| RECORDS TO PROCESS |
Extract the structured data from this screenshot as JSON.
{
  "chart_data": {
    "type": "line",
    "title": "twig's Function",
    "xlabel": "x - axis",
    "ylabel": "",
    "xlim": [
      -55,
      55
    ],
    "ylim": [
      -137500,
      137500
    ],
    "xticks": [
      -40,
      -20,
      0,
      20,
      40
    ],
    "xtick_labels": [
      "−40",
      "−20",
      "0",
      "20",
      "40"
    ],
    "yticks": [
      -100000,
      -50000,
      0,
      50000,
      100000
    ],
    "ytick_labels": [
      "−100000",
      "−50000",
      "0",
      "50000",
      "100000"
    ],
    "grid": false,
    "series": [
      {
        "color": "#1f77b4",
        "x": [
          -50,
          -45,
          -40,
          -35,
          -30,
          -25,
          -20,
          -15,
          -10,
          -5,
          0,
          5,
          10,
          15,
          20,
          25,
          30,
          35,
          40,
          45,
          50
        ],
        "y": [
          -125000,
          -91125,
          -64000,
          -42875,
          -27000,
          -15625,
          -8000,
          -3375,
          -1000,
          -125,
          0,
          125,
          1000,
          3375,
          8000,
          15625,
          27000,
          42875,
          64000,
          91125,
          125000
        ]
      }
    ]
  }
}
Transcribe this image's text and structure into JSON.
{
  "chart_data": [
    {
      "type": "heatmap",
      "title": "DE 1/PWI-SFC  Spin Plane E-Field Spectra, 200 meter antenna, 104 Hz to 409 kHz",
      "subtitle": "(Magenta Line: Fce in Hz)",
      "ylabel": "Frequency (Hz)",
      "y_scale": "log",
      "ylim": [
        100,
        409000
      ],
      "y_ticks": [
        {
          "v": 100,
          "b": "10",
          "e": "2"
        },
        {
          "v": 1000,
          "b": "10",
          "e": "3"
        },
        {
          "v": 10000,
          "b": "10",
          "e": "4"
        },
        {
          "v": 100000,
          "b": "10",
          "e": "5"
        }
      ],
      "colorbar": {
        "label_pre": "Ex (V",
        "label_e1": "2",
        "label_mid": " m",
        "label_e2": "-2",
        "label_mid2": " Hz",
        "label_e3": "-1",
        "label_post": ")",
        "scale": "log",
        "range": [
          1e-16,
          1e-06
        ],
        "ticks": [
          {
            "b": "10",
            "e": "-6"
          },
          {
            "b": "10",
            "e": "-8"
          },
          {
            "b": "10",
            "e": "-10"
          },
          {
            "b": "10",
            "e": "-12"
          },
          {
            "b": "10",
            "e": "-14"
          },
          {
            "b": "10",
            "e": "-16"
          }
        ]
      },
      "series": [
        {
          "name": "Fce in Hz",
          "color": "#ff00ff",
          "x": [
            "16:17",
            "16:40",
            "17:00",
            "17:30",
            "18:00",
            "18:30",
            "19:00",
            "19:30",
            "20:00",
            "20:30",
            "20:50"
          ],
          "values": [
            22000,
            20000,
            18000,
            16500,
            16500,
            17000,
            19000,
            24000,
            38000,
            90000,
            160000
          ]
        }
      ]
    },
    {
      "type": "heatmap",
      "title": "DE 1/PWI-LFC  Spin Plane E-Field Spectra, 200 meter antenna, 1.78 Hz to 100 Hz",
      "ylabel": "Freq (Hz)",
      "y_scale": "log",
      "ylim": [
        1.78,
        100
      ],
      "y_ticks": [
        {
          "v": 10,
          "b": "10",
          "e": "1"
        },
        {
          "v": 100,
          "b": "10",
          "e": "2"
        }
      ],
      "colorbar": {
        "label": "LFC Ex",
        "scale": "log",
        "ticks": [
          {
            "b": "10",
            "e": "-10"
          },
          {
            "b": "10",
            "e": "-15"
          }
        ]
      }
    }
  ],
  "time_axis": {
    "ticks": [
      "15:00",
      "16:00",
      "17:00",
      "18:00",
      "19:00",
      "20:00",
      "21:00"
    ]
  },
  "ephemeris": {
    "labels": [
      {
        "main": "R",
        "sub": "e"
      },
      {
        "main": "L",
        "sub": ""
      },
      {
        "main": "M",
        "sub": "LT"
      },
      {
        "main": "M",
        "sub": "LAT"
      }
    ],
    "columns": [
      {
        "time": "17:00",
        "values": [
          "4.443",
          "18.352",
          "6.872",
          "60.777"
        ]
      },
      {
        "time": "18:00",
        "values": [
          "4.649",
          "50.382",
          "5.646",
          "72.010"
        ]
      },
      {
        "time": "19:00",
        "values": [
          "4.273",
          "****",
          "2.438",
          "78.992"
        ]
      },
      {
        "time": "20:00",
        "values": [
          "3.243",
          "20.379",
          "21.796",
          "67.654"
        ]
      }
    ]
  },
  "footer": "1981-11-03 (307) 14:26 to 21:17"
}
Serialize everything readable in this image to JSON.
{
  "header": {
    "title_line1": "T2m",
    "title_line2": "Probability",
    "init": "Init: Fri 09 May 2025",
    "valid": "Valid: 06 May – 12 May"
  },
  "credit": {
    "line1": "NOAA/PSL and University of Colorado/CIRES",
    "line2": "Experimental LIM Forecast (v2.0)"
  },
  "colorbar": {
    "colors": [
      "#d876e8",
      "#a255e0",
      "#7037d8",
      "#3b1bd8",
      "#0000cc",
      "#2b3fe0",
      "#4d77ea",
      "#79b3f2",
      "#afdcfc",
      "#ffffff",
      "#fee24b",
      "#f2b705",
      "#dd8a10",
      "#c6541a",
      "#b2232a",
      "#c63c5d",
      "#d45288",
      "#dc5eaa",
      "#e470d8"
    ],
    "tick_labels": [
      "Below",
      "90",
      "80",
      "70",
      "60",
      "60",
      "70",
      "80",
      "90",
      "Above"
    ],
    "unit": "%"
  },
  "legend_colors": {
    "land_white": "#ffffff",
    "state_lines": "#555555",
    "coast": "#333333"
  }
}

| THE TASK |
Return every record, word for word.

| FULL SOLUTION |
Extract the structured data from this screenshot as JSON.
{
  "chart_data": {
    "type": "line",
    "title": "twig's Function",
    "xlabel": "x - axis",
    "ylabel": "",
    "xlim": [
      -55,
      55
    ],
    "ylim": [
      -137500,
      137500
    ],
    "xticks": [
      -40,
      -20,
      0,
      20,
      40
    ],
    "xtick_labels": [
      "−40",
      "−20",
      "0",
      "20",
      "40"
    ],
    "yticks": [
      -100000,
      -50000,
      0,
      50000,
      100000
    ],
    "ytick_labels": [
      "−100000",
      "−50000",
      "0",
      "50000",
      "100000"
    ],
    "grid": false,
    "series": [
      {
        "color": "#1f77b4",
        "x": [
          -50,
          -45,
          -40,
          -35,
          -30,
          -25,
          -20,
          -15,
          -10,
          -5,
          0,
          5,
          10,
          15,
          20,
          25,
          30,
          35,
          40,
          45,
          50
        ],
        "y": [
          -125000,
          -91125,
          -64000,
          -42875,
          -27000,
          -15625,
          -8000,
          -3375,
          -1000,
          -125,
          0,
          125,
          1000,
          3375,
          8000,
          15625,
          27000,
          42875,
          64000,
          91125,
          125000
        ]
      }
    ]
  }
}
Transcribe this image's text and structure into JSON.
{
  "chart_data": [
    {
      "type": "heatmap",
      "title": "DE 1/PWI-SFC  Spin Plane E-Field Spectra, 200 meter antenna, 104 Hz to 409 kHz",
      "subtitle": "(Magenta Line: Fce in Hz)",
      "ylabel": "Frequency (Hz)",
      "y_scale": "log",
      "ylim": [
        100,
        409000
      ],
      "y_ticks": [
        {
          "v": 100,
          "b": "10",
          "e": "2"
        },
        {
          "v": 1000,
          "b": "10",
          "e": "3"
        },
        {
          "v": 10000,
          "b": "10",
          "e": "4"
        },
        {
          "v": 100000,
          "b": "10",
          "e": "5"
        }
      ],
      "colorbar": {
        "label_pre": "Ex (V",
        "label_e1": "2",
        "label_mid": " m",
        "label_e2": "-2",
        "label_mid2": " Hz",
        "label_e3": "-1",
        "label_post": ")",
        "scale": "log",
        "range": [
          1e-16,
          1e-06
        ],
        "ticks": [
          {
            "b": "10",
            "e": "-6"
          },
          {
            "b": "10",
            "e": "-8"
          },
          {
            "b": "10",
            "e": "-10"
          },
          {
            "b": "10",
            "e": "-12"
          },
          {
            "b": "10",
            "e": "-14"
          },
          {
            "b": "10",
            "e": "-16"
          }
        ]
      },
      "series": [
        {
          "name": "Fce in Hz",
          "color": "#ff00ff",
          "x": [
            "16:17",
            "16:40",
            "17:00",
            "17:30",
            "18:00",
            "18:30",
            "19:00",
            "19:30",
            "20:00",
            "20:30",
            "20:50"
          ],
          "values": [
            22000,
            20000,
            18000,
            16500,
            16500,
            17000,
            19000,
            24000,
            38000,
            90000,
            160000
          ]
        }
      ]
    },
    {
      "type": "heatmap",
      "title": "DE 1/PWI-LFC  Spin Plane E-Field Spectra, 200 meter antenna, 1.78 Hz to 100 Hz",
      "ylabel": "Freq (Hz)",
      "y_scale": "log",
      "ylim": [
        1.78,
        100
      ],
      "y_ticks": [
        {
          "v": 10,
          "b": "10",
          "e": "1"
        },
        {
          "v": 100,
          "b": "10",
          "e": "2"
        }
      ],
      "colorbar": {
        "label": "LFC Ex",
        "scale": "log",
        "ticks": [
          {
            "b": "10",
            "e": "-10"
          },
          {
            "b": "10",
            "e": "-15"
          }
        ]
      }
    }
  ],
  "time_axis": {
    "ticks": [
      "15:00",
      "16:00",
      "17:00",
      "18:00",
      "19:00",
      "20:00",
      "21:00"
    ]
  },
  "ephemeris": {
    "labels": [
      {
        "main": "R",
        "sub": "e"
      },
      {
        "main": "L",
        "sub": ""
      },
      {
        "main": "M",
        "sub": "LT"
      },
      {
        "main": "M",
        "sub": "LAT"
      }
    ],
    "columns": [
      {
        "time": "17:00",
        "values": [
          "4.443",
          "18.352",
          "6.872",
          "60.777"
        ]
      },
      {
        "time": "18:00",
        "values": [
          "4.649",
          "50.382",
          "5.646",
          "72.010"
        ]
      },
      {
        "time": "19:00",
        "values": [
          "4.273",
          "****",
          "2.438",
          "78.992"
        ]
      },
      {
        "time": "20:00",
        "values": [
          "3.243",
          "20.379",
          "21.796",
          "67.654"
        ]
      }
    ]
  },
  "footer": "1981-11-03 (307) 14:26 to 21:17"
}
Serialize everything readable in this image to JSON.
{
  "header": {
    "title_line1": "T2m",
    "title_line2": "Probability",
    "init": "Init: Fri 09 May 2025",
    "valid": "Valid: 06 May – 12 May"
  },
  "credit": {
    "line1": "NOAA/PSL and University of Colorado/CIRES",
    "line2": "Experimental LIM Forecast (v2.0)"
  },
  "colorbar": {
    "colors": [
      "#d876e8",
      "#a255e0",
      "#7037d8",
      "#3b1bd8",
      "#0000cc",
      "#2b3fe0",
      "#4d77ea",
      "#79b3f2",
      "#afdcfc",
      "#ffffff",
      "#fee24b",
      "#f2b705",
      "#dd8a10",
      "#c6541a",
      "#b2232a",
      "#c63c5d",
      "#d45288",
      "#dc5eaa",
      "#e470d8"
    ],
    "tick_labels": [
      "Below",
      "90",
      "80",
      "70",
      "60",
      "60",
      "70",
      "80",
      "90",
      "Above"
    ],
    "unit": "%"
  },
  "legend_colors": {
    "land_white": "#ffffff",
    "state_lines": "#555555",
    "coast": "#333333"
  }
}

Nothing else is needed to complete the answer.